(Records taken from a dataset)
-----

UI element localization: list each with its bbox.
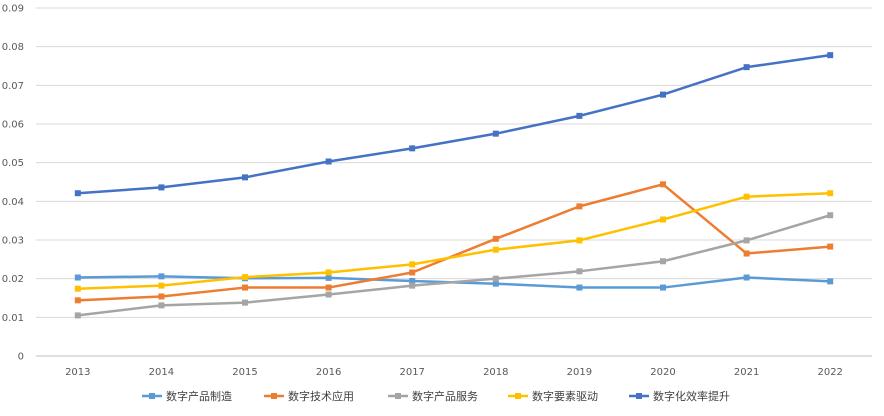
x-tick-label: 2015 bbox=[232, 367, 257, 378]
data-point bbox=[158, 302, 165, 309]
legend-marker bbox=[515, 393, 521, 399]
data-point bbox=[576, 237, 583, 244]
y-tick-label: 0.02 bbox=[2, 274, 24, 285]
y-tick-label: 0.06 bbox=[2, 120, 24, 131]
data-point bbox=[660, 91, 666, 98]
data-point bbox=[827, 278, 834, 285]
legend-marker bbox=[636, 393, 642, 399]
data-point bbox=[660, 181, 666, 188]
x-tick-label: 2013 bbox=[65, 367, 90, 378]
data-point bbox=[325, 269, 332, 276]
data-point bbox=[158, 282, 165, 289]
series-line bbox=[77, 183, 831, 302]
x-tick-label: 2018 bbox=[483, 367, 508, 378]
x-axis: 2013 2014 2015 2016 2017 2018 2019 2020 2021 2022 bbox=[65, 367, 843, 378]
series-3 bbox=[74, 212, 834, 319]
data-point bbox=[743, 237, 750, 244]
data-point bbox=[409, 277, 416, 284]
data-point bbox=[576, 268, 583, 275]
x-tick-label: 2021 bbox=[734, 367, 759, 378]
y-tick-label: 0.01 bbox=[2, 313, 24, 324]
data-point bbox=[242, 299, 248, 306]
data-point bbox=[325, 158, 332, 165]
series-line bbox=[77, 53, 831, 195]
legend-label: 数字技术应用 bbox=[288, 389, 354, 403]
y-tick-label: 0.08 bbox=[2, 42, 24, 53]
legend-label: 数字产品制造 bbox=[166, 389, 232, 403]
legend-item: 数字产品服务 bbox=[388, 389, 478, 403]
legend-marker bbox=[149, 393, 155, 399]
data-point bbox=[74, 274, 81, 281]
data-point bbox=[325, 291, 332, 298]
data-point bbox=[409, 269, 416, 276]
y-axis: 0 0.01 0.02 0.03 0.04 0.05 0.06 0.07 0.08 0.09 bbox=[2, 4, 24, 363]
y-tick-label: 0.05 bbox=[2, 158, 24, 169]
series-2 bbox=[74, 181, 834, 304]
data-point bbox=[409, 145, 416, 152]
data-point bbox=[74, 190, 81, 197]
x-tick-label: 2016 bbox=[316, 367, 341, 378]
series-4 bbox=[74, 190, 834, 292]
data-point bbox=[743, 64, 750, 71]
legend-item: 数字要素驱动 bbox=[508, 389, 598, 403]
x-tick-label: 2014 bbox=[149, 367, 174, 378]
data-point bbox=[242, 284, 248, 291]
legend-item: 数字化效率提升 bbox=[629, 389, 730, 403]
legend-label: 数字要素驱动 bbox=[532, 389, 598, 403]
data-point bbox=[576, 203, 583, 210]
data-point bbox=[743, 274, 750, 281]
data-point bbox=[242, 174, 248, 181]
data-point bbox=[827, 243, 834, 250]
series-line bbox=[77, 191, 831, 290]
data-point bbox=[827, 212, 834, 219]
legend: 数字产品制造 数字技术应用 数字产品服务 数字要素驱动 数字化效率提升 bbox=[142, 389, 730, 403]
y-tick-label: 0.07 bbox=[2, 81, 24, 92]
legend-item: 数字技术应用 bbox=[264, 389, 354, 403]
data-point bbox=[492, 235, 499, 242]
data-point bbox=[325, 274, 332, 281]
data-point bbox=[492, 130, 499, 137]
data-point bbox=[743, 193, 750, 200]
data-point bbox=[242, 274, 248, 281]
x-tick-label: 2022 bbox=[817, 367, 842, 378]
data-point bbox=[660, 258, 666, 265]
data-point bbox=[409, 261, 416, 268]
data-point bbox=[158, 273, 165, 280]
series-5 bbox=[74, 52, 834, 197]
legend-item: 数字产品制造 bbox=[142, 389, 232, 403]
data-point bbox=[158, 293, 165, 300]
data-point bbox=[660, 284, 666, 291]
legend-marker bbox=[395, 393, 401, 399]
data-point bbox=[409, 282, 416, 289]
y-tick-label: 0.03 bbox=[2, 236, 24, 247]
data-point bbox=[74, 285, 81, 292]
data-point bbox=[827, 190, 834, 197]
gridlines bbox=[36, 7, 872, 357]
data-point bbox=[158, 184, 165, 191]
data-point bbox=[492, 280, 499, 287]
legend-label: 数字化效率提升 bbox=[653, 389, 730, 403]
data-point bbox=[576, 112, 583, 119]
data-point bbox=[743, 250, 750, 257]
data-point bbox=[660, 216, 666, 223]
data-point bbox=[492, 246, 499, 253]
legend-label: 数字产品服务 bbox=[412, 389, 478, 403]
data-point bbox=[325, 284, 332, 291]
series-group bbox=[74, 52, 834, 319]
data-point bbox=[74, 312, 81, 319]
x-tick-label: 2020 bbox=[650, 367, 675, 378]
series-line bbox=[77, 214, 831, 317]
data-point bbox=[576, 284, 583, 291]
legend-marker bbox=[271, 393, 277, 399]
data-point bbox=[492, 275, 499, 282]
data-point bbox=[74, 297, 81, 304]
x-tick-label: 2017 bbox=[399, 367, 424, 378]
data-point bbox=[827, 52, 834, 59]
y-tick-label: 0.09 bbox=[2, 4, 24, 15]
y-tick-label: 0.04 bbox=[2, 197, 24, 208]
y-tick-label: 0 bbox=[18, 352, 24, 363]
x-tick-label: 2019 bbox=[567, 367, 592, 378]
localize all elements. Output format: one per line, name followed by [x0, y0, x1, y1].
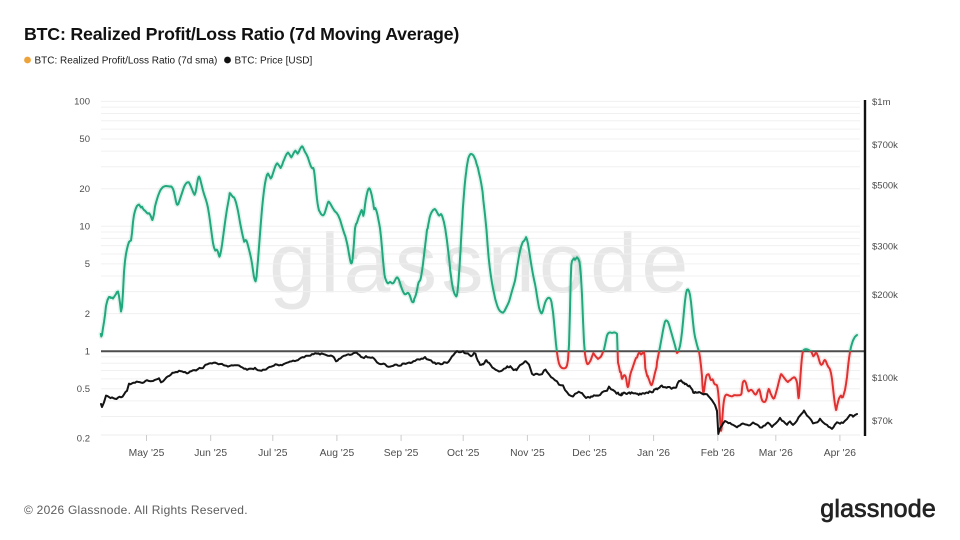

-----

WHAT YOU WILL DO
Render the lines of the items as a numbered list, beginning with the line that contains "x-tick-label: 2015 bbox=[232, 367, 257, 378]" and continuing through the line that contains "data-point bbox=[242, 284, 248, 291]", both included. Omit any blank lines.

THE ANSWER
1. x-tick-label: 2015 bbox=[232, 367, 257, 378]
2. data-point bbox=[158, 302, 165, 309]
3. legend-marker bbox=[515, 393, 521, 399]
4. data-point bbox=[576, 237, 583, 244]
5. y-tick-label: 0.02 bbox=[2, 274, 24, 285]
6. y-tick-label: 0.06 bbox=[2, 120, 24, 131]
7. data-point bbox=[660, 91, 666, 98]
8. data-point bbox=[827, 278, 834, 285]
9. legend-marker bbox=[636, 393, 642, 399]
10. data-point bbox=[660, 181, 666, 188]
11. x-tick-label: 2013 bbox=[65, 367, 90, 378]
12. data-point bbox=[325, 269, 332, 276]
13. data-point bbox=[158, 282, 165, 289]
14. series-line bbox=[77, 183, 831, 302]
15. x-tick-label: 2018 bbox=[483, 367, 508, 378]
16. x-axis: 2013 2014 2015 2016 2017 2018 2019 2020 2021 2022 bbox=[65, 367, 843, 378]
17. series-3 bbox=[74, 212, 834, 319]
18. data-point bbox=[743, 237, 750, 244]
19. data-point bbox=[409, 277, 416, 284]
20. data-point bbox=[576, 268, 583, 275]
21. x-tick-label: 2021 bbox=[734, 367, 759, 378]
22. y-tick-label: 0.01 bbox=[2, 313, 24, 324]
23. data-point bbox=[242, 299, 248, 306]
24. data-point bbox=[325, 158, 332, 165]
25. series-line bbox=[77, 53, 831, 195]
26. legend-label: 数字技术应用 bbox=[288, 389, 354, 403]
27. y-tick-label: 0.08 bbox=[2, 42, 24, 53]
28. legend-label: 数字产品制造 bbox=[166, 389, 232, 403]
29. legend-item: 数字产品服务 bbox=[388, 389, 478, 403]
30. legend-marker bbox=[149, 393, 155, 399]
31. data-point bbox=[74, 274, 81, 281]
32. data-point bbox=[325, 291, 332, 298]
33. data-point bbox=[409, 269, 416, 276]
34. y-axis: 0 0.01 0.02 0.03 0.04 0.05 0.06 0.07 0.08 0.09 bbox=[2, 4, 24, 363]
35. y-tick-label: 0.05 bbox=[2, 158, 24, 169]
36. series-2 bbox=[74, 181, 834, 304]
37. data-point bbox=[409, 145, 416, 152]
38. data-point bbox=[74, 190, 81, 197]
39. x-tick-label: 2016 bbox=[316, 367, 341, 378]
40. series-4 bbox=[74, 190, 834, 292]
41. data-point bbox=[743, 64, 750, 71]
42. legend-item: 数字要素驱动 bbox=[508, 389, 598, 403]
43. x-tick-label: 2014 bbox=[149, 367, 174, 378]
44. data-point bbox=[242, 284, 248, 291]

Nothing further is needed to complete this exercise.